> Set exercise
Copy every entry word for word, but skip the pictures.

Collected data entries
- - - - -
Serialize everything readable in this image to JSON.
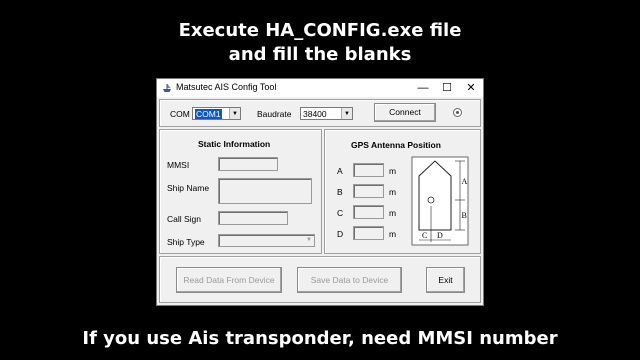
{
  "captions": {
    "top_line1": "Execute HA_CONFIG.exe file",
    "top_line2": "and fill the blanks",
    "bottom": "If you use Ais transponder, need MMSI number"
  },
  "window": {
    "title": "Matsutec AIS Config Tool",
    "min_glyph": "—",
    "max_glyph": "☐",
    "close_glyph": "✕"
  },
  "connection": {
    "com_label": "COM",
    "com_value": "COM1",
    "baud_label": "Baudrate",
    "baud_value": "38400",
    "connect_label": "Connect",
    "dropdown_glyph": "▼"
  },
  "static_info": {
    "title": "Static Information",
    "mmsi_label": "MMSI",
    "ship_name_label": "Ship Name",
    "call_sign_label": "Call Sign",
    "ship_type_label": "Ship Type"
  },
  "gps": {
    "title": "GPS Antenna Position",
    "rows": [
      {
        "label": "A",
        "unit": "m"
      },
      {
        "label": "B",
        "unit": "m"
      },
      {
        "label": "C",
        "unit": "m"
      },
      {
        "label": "D",
        "unit": "m"
      }
    ],
    "diagram_labels": {
      "a": "A",
      "b": "B",
      "c": "C",
      "d": "D"
    }
  },
  "actions": {
    "read_label": "Read Data From Device",
    "save_label": "Save Data to Device",
    "exit_label": "Exit"
  }
}
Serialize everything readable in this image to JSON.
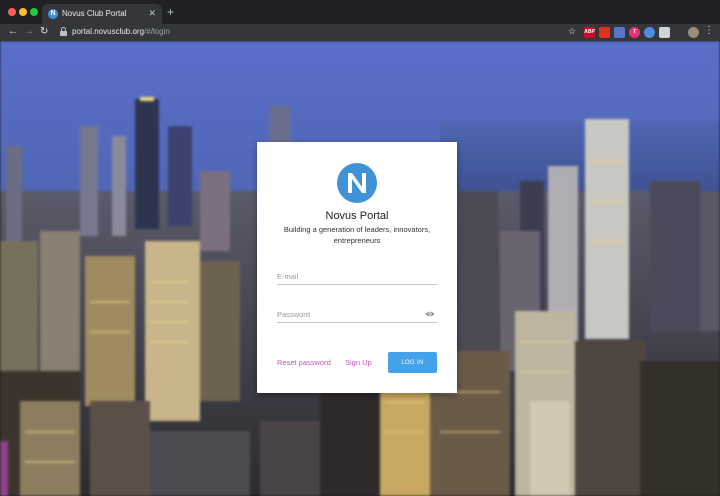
- - - - -
> Result for this task
Serialize everything readable in this image to JSON.
{
  "captions": {
    "top_line1": "Execute HA_CONFIG.exe file",
    "top_line2": "and fill the blanks",
    "bottom": "If you use Ais transponder, need MMSI number"
  },
  "window": {
    "title": "Matsutec AIS Config Tool",
    "min_glyph": "—",
    "max_glyph": "☐",
    "close_glyph": "✕"
  },
  "connection": {
    "com_label": "COM",
    "com_value": "COM1",
    "baud_label": "Baudrate",
    "baud_value": "38400",
    "connect_label": "Connect",
    "dropdown_glyph": "▼"
  },
  "static_info": {
    "title": "Static Information",
    "mmsi_label": "MMSI",
    "ship_name_label": "Ship Name",
    "call_sign_label": "Call Sign",
    "ship_type_label": "Ship Type"
  },
  "gps": {
    "title": "GPS Antenna Position",
    "rows": [
      {
        "label": "A",
        "unit": "m"
      },
      {
        "label": "B",
        "unit": "m"
      },
      {
        "label": "C",
        "unit": "m"
      },
      {
        "label": "D",
        "unit": "m"
      }
    ],
    "diagram_labels": {
      "a": "A",
      "b": "B",
      "c": "C",
      "d": "D"
    }
  },
  "actions": {
    "read_label": "Read Data From Device",
    "save_label": "Save Data to Device",
    "exit_label": "Exit"
  }
}
Serialize everything readable in this image to JSON.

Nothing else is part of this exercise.